Short problem
Pictures do not belong in the copy; restate the records below word for word.

Provided data
***

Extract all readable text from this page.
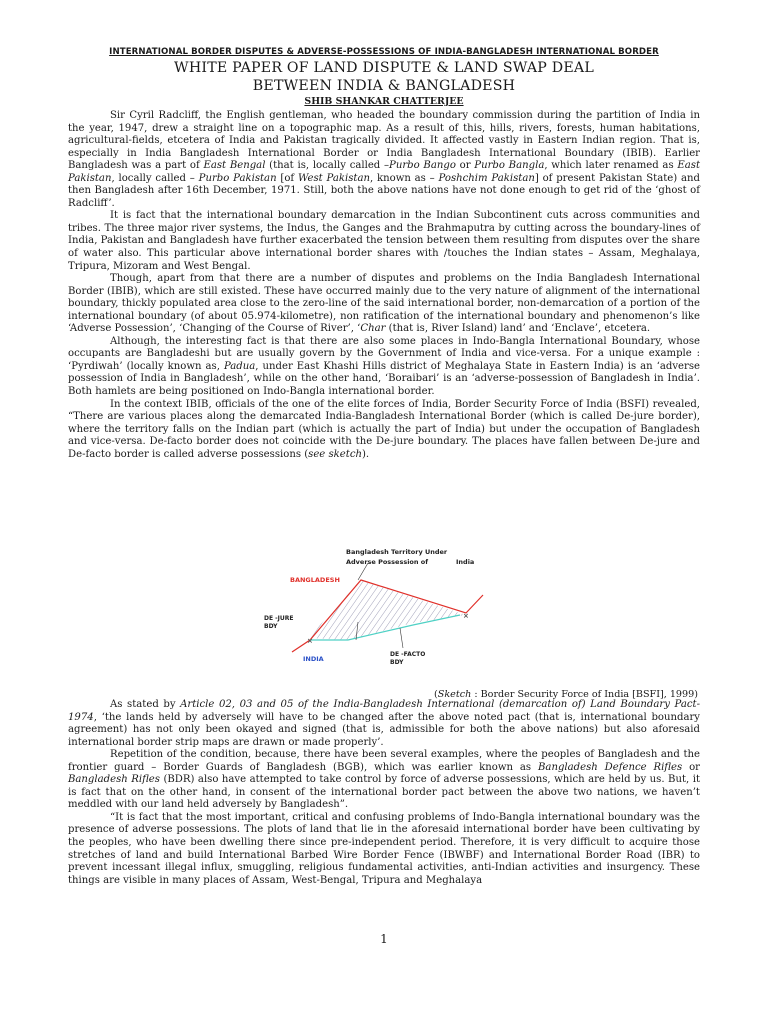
INTERNATIONAL BORDER DISPUTES & ADVERSE-POSSESSIONS OF INDIA-BANGLADESH INTERNATIONAL BORDER
WHITE PAPER OF LAND DISPUTE & LAND SWAP DEAL
BETWEEN INDIA & BANGLADESH
SHIB SHANKAR CHATTERJEE

Sir Cyril Radcliff, the English gentleman, who headed the boundary commission during the partition of India in the year, 1947, drew a straight line on a topographic map. As a result of this, hills, rivers, forests, human habitations, agricultural-fields, etcetera of India and Pakistan tragically divided. It affected vastly in Eastern Indian region. That is, especially in India Bangladesh International Border or India Bangladesh International Boundary (IBIB). Earlier Bangladesh was a part of East Bengal (that is, locally called –Purbo Bango or Purbo Bangla, which later renamed as East Pakistan, locally called – Purbo Pakistan [of West Pakistan, known as – Poshchim Pakistan] of present Pakistan State) and then Bangladesh after 16th December, 1971. Still, both the above nations have not done enough to get rid of the ‘ghost of Radcliff’.

It is fact that the international boundary demarcation in the Indian Subcontinent cuts across communities and tribes. The three major river systems, the Indus, the Ganges and the Brahmaputra by cutting across the boundary-lines of India, Pakistan and Bangladesh have further exacerbated the tension between them resulting from disputes over the share of water also. This particular above international border shares with /touches the Indian states – Assam, Meghalaya, Tripura, Mizoram and West Bengal.

Though, apart from that there are a number of disputes and problems on the India Bangladesh International Border (IBIB), which are still existed. These have occurred mainly due to the very nature of alignment of the international boundary, thickly populated area close to the zero-line of the said international border, non-demarcation of a portion of the international boundary (of about 05.974-kilometre), non ratification of the international boundary and phenomenon’s like ‘Adverse Possession’, ‘Changing of the Course of River’, ‘Char (that is, River Island) land’ and ‘Enclave’, etcetera.

Although, the interesting fact is that there are also some places in Indo-Bangla International Boundary, whose occupants are Bangladeshi but are usually govern by the Government of India and vice-versa. For a unique example : ‘Pyrdiwah’ (locally known as, Padua, under East Khashi Hills district of Meghalaya State in Eastern India) is an ‘adverse possession of India in Bangladesh’, while on the other hand, ‘Boraibari’ is an ‘adverse-possession of Bangladesh in India’. Both hamlets are being positioned on Indo-Bangla international border.

In the context IBIB, officials of the one of the elite forces of India, Border Security Force of India (BSFI) revealed, “There are various places along the demarcated India-Bangladesh International Border (which is called De-jure border), where the territory falls on the Indian part (which is actually the part of India) but under the occupation of Bangladesh and vice-versa. De-facto border does not coincide with the De-jure boundary. The places have fallen between De-jure and De-facto border is called adverse possessions (see sketch).

×
×
Bangladesh Territory Under
Adverse Possession of	India
BANGLADESH
DE -JURE
BDY
DE -FACTO
BDY
INDIA
(Sketch : Border Security Force of India [BSFI], 1999)

As stated by Article 02, 03 and 05 of the India-Bangladesh International (demarcation of) Land Boundary Pact-1974, ‘the lands held by adversely will have to be changed after the above noted pact (that is, international boundary agreement) has not only been okayed and signed (that is, admissible for both the above nations) but also aforesaid international border strip maps are drawn or made properly’.

Repetition of the condition, because, there have been several examples, where the peoples of Bangladesh and the frontier guard – Border Guards of Bangladesh (BGB), which was earlier known as Bangladesh Defence Rifles or Bangladesh Rifles (BDR) also have attempted to take control by force of adverse possessions, which are held by us. But, it is fact that on the other hand, in consent of the international border pact between the above two nations, we haven’t meddled with our land held adversely by Bangladesh”.

“It is fact that the most important, critical and confusing problems of Indo-Bangla international boundary was the presence of adverse possessions. The plots of land that lie in the aforesaid international border have been cultivating by the peoples, who have been dwelling there since pre-independent period. Therefore, it is very difficult to acquire those stretches of land and build International Barbed Wire Border Fence (IBWBF) and International Border Road (IBR) to prevent incessant illegal influx, smuggling, religious fundamental activities, anti-Indian activities and insurgency. These things are visible in many places of Assam, West-Bengal, Tripura and Meghalaya

1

***

Output for this exercise
Extract all readable text from this page.
INTERNATIONAL BORDER DISPUTES & ADVERSE-POSSESSIONS OF INDIA-BANGLADESH INTERNATIONAL BORDER
WHITE PAPER OF LAND DISPUTE & LAND SWAP DEAL
BETWEEN INDIA & BANGLADESH
SHIB SHANKAR CHATTERJEE

Sir Cyril Radcliff, the English gentleman, who headed the boundary commission during the partition of India in the year, 1947, drew a straight line on a topographic map. As a result of this, hills, rivers, forests, human habitations, agricultural-fields, etcetera of India and Pakistan tragically divided. It affected vastly in Eastern Indian region. That is, especially in India Bangladesh International Border or India Bangladesh International Boundary (IBIB). Earlier Bangladesh was a part of East Bengal (that is, locally called –Purbo Bango or Purbo Bangla, which later renamed as East Pakistan, locally called – Purbo Pakistan [of West Pakistan, known as – Poshchim Pakistan] of present Pakistan State) and then Bangladesh after 16th December, 1971. Still, both the above nations have not done enough to get rid of the ‘ghost of Radcliff’.

It is fact that the international boundary demarcation in the Indian Subcontinent cuts across communities and tribes. The three major river systems, the Indus, the Ganges and the Brahmaputra by cutting across the boundary-lines of India, Pakistan and Bangladesh have further exacerbated the tension between them resulting from disputes over the share of water also. This particular above international border shares with /touches the Indian states – Assam, Meghalaya, Tripura, Mizoram and West Bengal.

Though, apart from that there are a number of disputes and problems on the India Bangladesh International Border (IBIB), which are still existed. These have occurred mainly due to the very nature of alignment of the international boundary, thickly populated area close to the zero-line of the said international border, non-demarcation of a portion of the international boundary (of about 05.974-kilometre), non ratification of the international boundary and phenomenon’s like ‘Adverse Possession’, ‘Changing of the Course of River’, ‘Char (that is, River Island) land’ and ‘Enclave’, etcetera.

Although, the interesting fact is that there are also some places in Indo-Bangla International Boundary, whose occupants are Bangladeshi but are usually govern by the Government of India and vice-versa. For a unique example : ‘Pyrdiwah’ (locally known as, Padua, under East Khashi Hills district of Meghalaya State in Eastern India) is an ‘adverse possession of India in Bangladesh’, while on the other hand, ‘Boraibari’ is an ‘adverse-possession of Bangladesh in India’. Both hamlets are being positioned on Indo-Bangla international border.

In the context IBIB, officials of the one of the elite forces of India, Border Security Force of India (BSFI) revealed, “There are various places along the demarcated India-Bangladesh International Border (which is called De-jure border), where the territory falls on the Indian part (which is actually the part of India) but under the occupation of Bangladesh and vice-versa. De-facto border does not coincide with the De-jure boundary. The places have fallen between De-jure and De-facto border is called adverse possessions (see sketch).

×
×
Bangladesh Territory Under
Adverse Possession of	India
BANGLADESH
DE -JURE
BDY
DE -FACTO
BDY
INDIA
(Sketch : Border Security Force of India [BSFI], 1999)

As stated by Article 02, 03 and 05 of the India-Bangladesh International (demarcation of) Land Boundary Pact-1974, ‘the lands held by adversely will have to be changed after the above noted pact (that is, international boundary agreement) has not only been okayed and signed (that is, admissible for both the above nations) but also aforesaid international border strip maps are drawn or made properly’.

Repetition of the condition, because, there have been several examples, where the peoples of Bangladesh and the frontier guard – Border Guards of Bangladesh (BGB), which was earlier known as Bangladesh Defence Rifles or Bangladesh Rifles (BDR) also have attempted to take control by force of adverse possessions, which are held by us. But, it is fact that on the other hand, in consent of the international border pact between the above two nations, we haven’t meddled with our land held adversely by Bangladesh”.

“It is fact that the most important, critical and confusing problems of Indo-Bangla international boundary was the presence of adverse possessions. The plots of land that lie in the aforesaid international border have been cultivating by the peoples, who have been dwelling there since pre-independent period. Therefore, it is very difficult to acquire those stretches of land and build International Barbed Wire Border Fence (IBWBF) and International Border Road (IBR) to prevent incessant illegal influx, smuggling, religious fundamental activities, anti-Indian activities and insurgency. These things are visible in many places of Assam, West-Bengal, Tripura and Meghalaya

1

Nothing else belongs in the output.